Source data

◆ ◆ ◆ ◆ ◆ ◆ ◆

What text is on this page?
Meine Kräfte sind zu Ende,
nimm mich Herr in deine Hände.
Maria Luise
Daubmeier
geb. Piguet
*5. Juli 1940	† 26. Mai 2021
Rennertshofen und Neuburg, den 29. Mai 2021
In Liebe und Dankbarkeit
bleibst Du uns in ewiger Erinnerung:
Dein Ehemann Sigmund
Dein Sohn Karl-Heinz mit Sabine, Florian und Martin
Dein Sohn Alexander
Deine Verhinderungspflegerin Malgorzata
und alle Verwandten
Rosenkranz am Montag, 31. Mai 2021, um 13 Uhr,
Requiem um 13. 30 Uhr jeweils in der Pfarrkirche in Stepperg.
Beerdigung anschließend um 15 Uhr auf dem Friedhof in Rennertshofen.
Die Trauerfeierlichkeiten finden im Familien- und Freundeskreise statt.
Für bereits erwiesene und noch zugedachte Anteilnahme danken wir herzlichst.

◆ ◆ ◆ ◆ ◆ ◆ ◆

REQUIRED TASK:
Extract the complete listing above, reproducing each line exactly.

FULL RESPONSE:
What text is on this page?
Meine Kräfte sind zu Ende,
nimm mich Herr in deine Hände.
Maria Luise
Daubmeier
geb. Piguet
*5. Juli 1940	† 26. Mai 2021
Rennertshofen und Neuburg, den 29. Mai 2021
In Liebe und Dankbarkeit
bleibst Du uns in ewiger Erinnerung:
Dein Ehemann Sigmund
Dein Sohn Karl-Heinz mit Sabine, Florian und Martin
Dein Sohn Alexander
Deine Verhinderungspflegerin Malgorzata
und alle Verwandten
Rosenkranz am Montag, 31. Mai 2021, um 13 Uhr,
Requiem um 13. 30 Uhr jeweils in der Pfarrkirche in Stepperg.
Beerdigung anschließend um 15 Uhr auf dem Friedhof in Rennertshofen.
Die Trauerfeierlichkeiten finden im Familien- und Freundeskreise statt.
Für bereits erwiesene und noch zugedachte Anteilnahme danken wir herzlichst.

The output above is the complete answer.